**Exercise requirements:** Retype every line of the listing below without changing a single character.

==== Excerpted data ====

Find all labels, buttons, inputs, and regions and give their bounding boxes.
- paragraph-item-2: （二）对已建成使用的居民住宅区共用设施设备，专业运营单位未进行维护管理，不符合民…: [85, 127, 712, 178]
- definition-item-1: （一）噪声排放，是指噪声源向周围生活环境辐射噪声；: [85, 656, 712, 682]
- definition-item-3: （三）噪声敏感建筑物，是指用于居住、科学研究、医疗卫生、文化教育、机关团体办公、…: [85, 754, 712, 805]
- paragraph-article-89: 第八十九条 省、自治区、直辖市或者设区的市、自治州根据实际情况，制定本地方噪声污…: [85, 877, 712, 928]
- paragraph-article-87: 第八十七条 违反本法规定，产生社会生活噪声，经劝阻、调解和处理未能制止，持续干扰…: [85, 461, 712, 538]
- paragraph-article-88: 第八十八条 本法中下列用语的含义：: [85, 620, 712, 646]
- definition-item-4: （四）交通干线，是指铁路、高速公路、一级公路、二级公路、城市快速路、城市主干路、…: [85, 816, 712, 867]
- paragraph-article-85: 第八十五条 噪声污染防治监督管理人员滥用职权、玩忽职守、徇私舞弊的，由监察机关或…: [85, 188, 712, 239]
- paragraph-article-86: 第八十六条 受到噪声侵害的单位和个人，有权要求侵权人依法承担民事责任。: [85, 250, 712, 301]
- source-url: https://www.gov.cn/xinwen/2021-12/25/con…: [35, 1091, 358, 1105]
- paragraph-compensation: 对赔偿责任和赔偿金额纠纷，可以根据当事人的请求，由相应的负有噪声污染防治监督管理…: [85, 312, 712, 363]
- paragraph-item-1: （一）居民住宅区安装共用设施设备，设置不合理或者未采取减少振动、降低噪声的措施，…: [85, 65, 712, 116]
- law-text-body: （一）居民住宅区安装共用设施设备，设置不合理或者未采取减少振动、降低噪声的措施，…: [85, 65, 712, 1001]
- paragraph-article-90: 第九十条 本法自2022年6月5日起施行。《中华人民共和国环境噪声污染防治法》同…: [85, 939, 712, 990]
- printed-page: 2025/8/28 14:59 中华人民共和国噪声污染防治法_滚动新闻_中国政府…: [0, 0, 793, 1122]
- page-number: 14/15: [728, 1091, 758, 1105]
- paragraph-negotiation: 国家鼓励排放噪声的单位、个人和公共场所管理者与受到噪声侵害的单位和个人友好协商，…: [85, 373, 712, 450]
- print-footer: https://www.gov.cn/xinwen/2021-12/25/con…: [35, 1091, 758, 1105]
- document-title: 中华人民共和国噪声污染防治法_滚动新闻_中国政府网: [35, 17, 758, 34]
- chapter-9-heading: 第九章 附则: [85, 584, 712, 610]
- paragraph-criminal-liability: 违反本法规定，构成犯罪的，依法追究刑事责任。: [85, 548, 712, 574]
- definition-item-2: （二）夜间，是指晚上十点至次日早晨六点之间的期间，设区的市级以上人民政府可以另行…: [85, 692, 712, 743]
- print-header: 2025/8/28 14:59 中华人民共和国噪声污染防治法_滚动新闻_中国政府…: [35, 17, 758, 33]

====

**Result for this task:**
Find all labels, buttons, inputs, and regions and give their bounding boxes.
- paragraph-item-2: （二）对已建成使用的居民住宅区共用设施设备，专业运营单位未进行维护管理，不符合民…: [85, 127, 712, 178]
- definition-item-1: （一）噪声排放，是指噪声源向周围生活环境辐射噪声；: [85, 656, 712, 682]
- definition-item-3: （三）噪声敏感建筑物，是指用于居住、科学研究、医疗卫生、文化教育、机关团体办公、…: [85, 754, 712, 805]
- paragraph-article-89: 第八十九条 省、自治区、直辖市或者设区的市、自治州根据实际情况，制定本地方噪声污…: [85, 877, 712, 928]
- paragraph-article-87: 第八十七条 违反本法规定，产生社会生活噪声，经劝阻、调解和处理未能制止，持续干扰…: [85, 461, 712, 538]
- paragraph-article-88: 第八十八条 本法中下列用语的含义：: [85, 620, 712, 646]
- definition-item-4: （四）交通干线，是指铁路、高速公路、一级公路、二级公路、城市快速路、城市主干路、…: [85, 816, 712, 867]
- paragraph-article-85: 第八十五条 噪声污染防治监督管理人员滥用职权、玩忽职守、徇私舞弊的，由监察机关或…: [85, 188, 712, 239]
- paragraph-article-86: 第八十六条 受到噪声侵害的单位和个人，有权要求侵权人依法承担民事责任。: [85, 250, 712, 301]
- source-url: https://www.gov.cn/xinwen/2021-12/25/con…: [35, 1091, 358, 1105]
- paragraph-compensation: 对赔偿责任和赔偿金额纠纷，可以根据当事人的请求，由相应的负有噪声污染防治监督管理…: [85, 312, 712, 363]
- paragraph-item-1: （一）居民住宅区安装共用设施设备，设置不合理或者未采取减少振动、降低噪声的措施，…: [85, 65, 712, 116]
- law-text-body: （一）居民住宅区安装共用设施设备，设置不合理或者未采取减少振动、降低噪声的措施，…: [85, 65, 712, 1001]
- paragraph-article-90: 第九十条 本法自2022年6月5日起施行。《中华人民共和国环境噪声污染防治法》同…: [85, 939, 712, 990]
- printed-page: 2025/8/28 14:59 中华人民共和国噪声污染防治法_滚动新闻_中国政府…: [0, 0, 793, 1122]
- page-number: 14/15: [728, 1091, 758, 1105]
- paragraph-negotiation: 国家鼓励排放噪声的单位、个人和公共场所管理者与受到噪声侵害的单位和个人友好协商，…: [85, 373, 712, 450]
- print-footer: https://www.gov.cn/xinwen/2021-12/25/con…: [35, 1091, 758, 1105]
- document-title: 中华人民共和国噪声污染防治法_滚动新闻_中国政府网: [35, 17, 758, 34]
- chapter-9-heading: 第九章 附则: [85, 584, 712, 610]
- paragraph-criminal-liability: 违反本法规定，构成犯罪的，依法追究刑事责任。: [85, 548, 712, 574]
- definition-item-2: （二）夜间，是指晚上十点至次日早晨六点之间的期间，设区的市级以上人民政府可以另行…: [85, 692, 712, 743]
- print-header: 2025/8/28 14:59 中华人民共和国噪声污染防治法_滚动新闻_中国政府…: [35, 17, 758, 33]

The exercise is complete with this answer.